> **Problem details**: In how many lines does the string "shares" appear? Answer with the number only.
## BEGIN
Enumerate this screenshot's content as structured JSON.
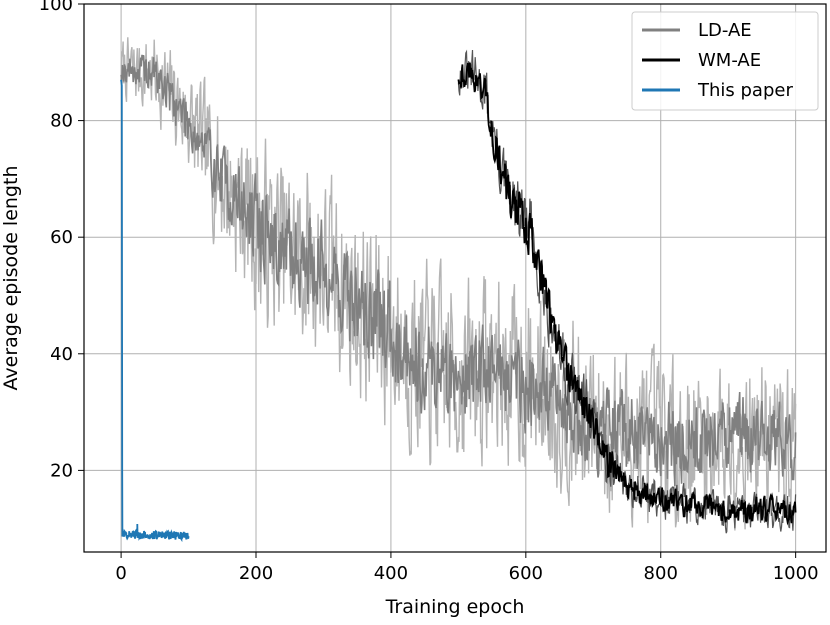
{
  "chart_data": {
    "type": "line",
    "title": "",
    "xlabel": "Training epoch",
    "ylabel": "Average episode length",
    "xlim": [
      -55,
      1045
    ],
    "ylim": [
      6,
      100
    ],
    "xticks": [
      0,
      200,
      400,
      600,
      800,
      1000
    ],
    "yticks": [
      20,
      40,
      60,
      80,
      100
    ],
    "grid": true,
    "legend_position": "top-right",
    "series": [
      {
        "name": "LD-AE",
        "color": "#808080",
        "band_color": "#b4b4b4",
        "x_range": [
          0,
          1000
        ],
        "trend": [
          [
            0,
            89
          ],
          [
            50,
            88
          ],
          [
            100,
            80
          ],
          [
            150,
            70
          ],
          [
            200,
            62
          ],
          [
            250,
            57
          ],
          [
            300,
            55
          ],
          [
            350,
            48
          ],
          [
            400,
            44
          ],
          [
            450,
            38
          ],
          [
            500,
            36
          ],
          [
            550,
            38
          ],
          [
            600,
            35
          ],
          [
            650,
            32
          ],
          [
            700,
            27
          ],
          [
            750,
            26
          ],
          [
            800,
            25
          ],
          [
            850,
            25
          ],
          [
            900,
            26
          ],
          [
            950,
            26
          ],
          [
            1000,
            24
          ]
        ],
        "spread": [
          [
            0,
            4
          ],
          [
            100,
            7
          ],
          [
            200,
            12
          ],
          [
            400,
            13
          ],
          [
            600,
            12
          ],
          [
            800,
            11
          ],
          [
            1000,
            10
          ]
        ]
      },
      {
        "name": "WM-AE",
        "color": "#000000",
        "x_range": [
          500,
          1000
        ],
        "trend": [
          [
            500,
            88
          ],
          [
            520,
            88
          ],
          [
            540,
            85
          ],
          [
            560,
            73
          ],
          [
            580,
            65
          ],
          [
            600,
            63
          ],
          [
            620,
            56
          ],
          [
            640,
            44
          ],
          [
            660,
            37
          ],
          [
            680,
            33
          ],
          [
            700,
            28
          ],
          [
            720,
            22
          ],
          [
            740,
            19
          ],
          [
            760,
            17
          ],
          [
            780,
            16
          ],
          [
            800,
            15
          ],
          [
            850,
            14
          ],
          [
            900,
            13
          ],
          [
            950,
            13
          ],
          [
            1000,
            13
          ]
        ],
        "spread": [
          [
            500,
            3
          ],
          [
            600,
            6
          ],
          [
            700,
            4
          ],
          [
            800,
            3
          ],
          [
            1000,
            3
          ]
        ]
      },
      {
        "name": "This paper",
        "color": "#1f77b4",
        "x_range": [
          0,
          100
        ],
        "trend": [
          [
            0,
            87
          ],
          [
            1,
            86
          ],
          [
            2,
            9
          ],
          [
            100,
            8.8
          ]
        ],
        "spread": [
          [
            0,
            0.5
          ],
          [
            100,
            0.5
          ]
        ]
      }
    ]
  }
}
## END
## BEGIN
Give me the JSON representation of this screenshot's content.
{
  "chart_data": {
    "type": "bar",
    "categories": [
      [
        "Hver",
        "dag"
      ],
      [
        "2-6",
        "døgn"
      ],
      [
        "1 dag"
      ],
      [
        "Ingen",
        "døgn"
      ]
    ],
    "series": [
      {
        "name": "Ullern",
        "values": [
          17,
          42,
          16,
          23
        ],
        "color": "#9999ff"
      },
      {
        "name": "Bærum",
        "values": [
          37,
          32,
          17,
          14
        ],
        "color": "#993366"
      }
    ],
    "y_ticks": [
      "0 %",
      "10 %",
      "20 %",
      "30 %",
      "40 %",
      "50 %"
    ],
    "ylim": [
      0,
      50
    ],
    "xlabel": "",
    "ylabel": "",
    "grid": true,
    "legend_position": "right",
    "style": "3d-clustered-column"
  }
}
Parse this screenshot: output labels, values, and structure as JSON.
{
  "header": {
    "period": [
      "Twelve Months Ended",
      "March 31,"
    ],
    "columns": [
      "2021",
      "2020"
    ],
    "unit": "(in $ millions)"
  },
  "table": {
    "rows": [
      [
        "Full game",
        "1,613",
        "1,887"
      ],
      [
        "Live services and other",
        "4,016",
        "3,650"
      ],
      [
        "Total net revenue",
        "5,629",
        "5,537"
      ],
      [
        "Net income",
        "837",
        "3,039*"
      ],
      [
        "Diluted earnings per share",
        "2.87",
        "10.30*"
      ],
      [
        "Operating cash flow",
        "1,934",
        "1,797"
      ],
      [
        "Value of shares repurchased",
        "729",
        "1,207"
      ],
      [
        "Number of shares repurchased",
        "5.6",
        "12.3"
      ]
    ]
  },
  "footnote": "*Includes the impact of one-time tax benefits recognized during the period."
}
## END
> **Solution for this task**: 2